Word for word, restate every line of the material.

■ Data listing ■
----------

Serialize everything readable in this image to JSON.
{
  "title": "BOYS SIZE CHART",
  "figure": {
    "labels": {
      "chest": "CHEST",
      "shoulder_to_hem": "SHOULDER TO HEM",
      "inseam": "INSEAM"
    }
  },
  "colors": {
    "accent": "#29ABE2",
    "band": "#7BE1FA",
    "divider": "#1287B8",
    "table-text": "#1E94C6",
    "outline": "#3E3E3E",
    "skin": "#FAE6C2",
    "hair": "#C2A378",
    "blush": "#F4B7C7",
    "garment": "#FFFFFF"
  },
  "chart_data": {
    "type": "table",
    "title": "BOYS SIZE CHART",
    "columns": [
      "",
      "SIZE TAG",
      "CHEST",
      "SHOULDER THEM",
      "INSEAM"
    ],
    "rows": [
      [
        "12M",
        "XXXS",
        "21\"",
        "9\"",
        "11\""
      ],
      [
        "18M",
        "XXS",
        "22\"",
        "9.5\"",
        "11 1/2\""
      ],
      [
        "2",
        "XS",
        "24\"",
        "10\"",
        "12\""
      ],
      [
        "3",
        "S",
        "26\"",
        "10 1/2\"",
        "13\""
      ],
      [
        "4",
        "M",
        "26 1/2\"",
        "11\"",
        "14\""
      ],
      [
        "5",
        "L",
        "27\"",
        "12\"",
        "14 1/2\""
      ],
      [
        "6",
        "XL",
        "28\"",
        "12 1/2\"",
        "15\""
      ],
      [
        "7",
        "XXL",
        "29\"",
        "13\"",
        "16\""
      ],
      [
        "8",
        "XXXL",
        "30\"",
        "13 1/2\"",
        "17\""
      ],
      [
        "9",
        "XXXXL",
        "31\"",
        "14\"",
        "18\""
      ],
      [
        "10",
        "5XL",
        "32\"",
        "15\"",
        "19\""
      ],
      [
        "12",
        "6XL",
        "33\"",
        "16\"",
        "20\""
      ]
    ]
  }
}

----------

■ Task output ■
Serialize everything readable in this image to JSON.
{
  "title": "BOYS SIZE CHART",
  "figure": {
    "labels": {
      "chest": "CHEST",
      "shoulder_to_hem": "SHOULDER TO HEM",
      "inseam": "INSEAM"
    }
  },
  "colors": {
    "accent": "#29ABE2",
    "band": "#7BE1FA",
    "divider": "#1287B8",
    "table-text": "#1E94C6",
    "outline": "#3E3E3E",
    "skin": "#FAE6C2",
    "hair": "#C2A378",
    "blush": "#F4B7C7",
    "garment": "#FFFFFF"
  },
  "chart_data": {
    "type": "table",
    "title": "BOYS SIZE CHART",
    "columns": [
      "",
      "SIZE TAG",
      "CHEST",
      "SHOULDER THEM",
      "INSEAM"
    ],
    "rows": [
      [
        "12M",
        "XXXS",
        "21\"",
        "9\"",
        "11\""
      ],
      [
        "18M",
        "XXS",
        "22\"",
        "9.5\"",
        "11 1/2\""
      ],
      [
        "2",
        "XS",
        "24\"",
        "10\"",
        "12\""
      ],
      [
        "3",
        "S",
        "26\"",
        "10 1/2\"",
        "13\""
      ],
      [
        "4",
        "M",
        "26 1/2\"",
        "11\"",
        "14\""
      ],
      [
        "5",
        "L",
        "27\"",
        "12\"",
        "14 1/2\""
      ],
      [
        "6",
        "XL",
        "28\"",
        "12 1/2\"",
        "15\""
      ],
      [
        "7",
        "XXL",
        "29\"",
        "13\"",
        "16\""
      ],
      [
        "8",
        "XXXL",
        "30\"",
        "13 1/2\"",
        "17\""
      ],
      [
        "9",
        "XXXXL",
        "31\"",
        "14\"",
        "18\""
      ],
      [
        "10",
        "5XL",
        "32\"",
        "15\"",
        "19\""
      ],
      [
        "12",
        "6XL",
        "33\"",
        "16\"",
        "20\""
      ]
    ]
  }
}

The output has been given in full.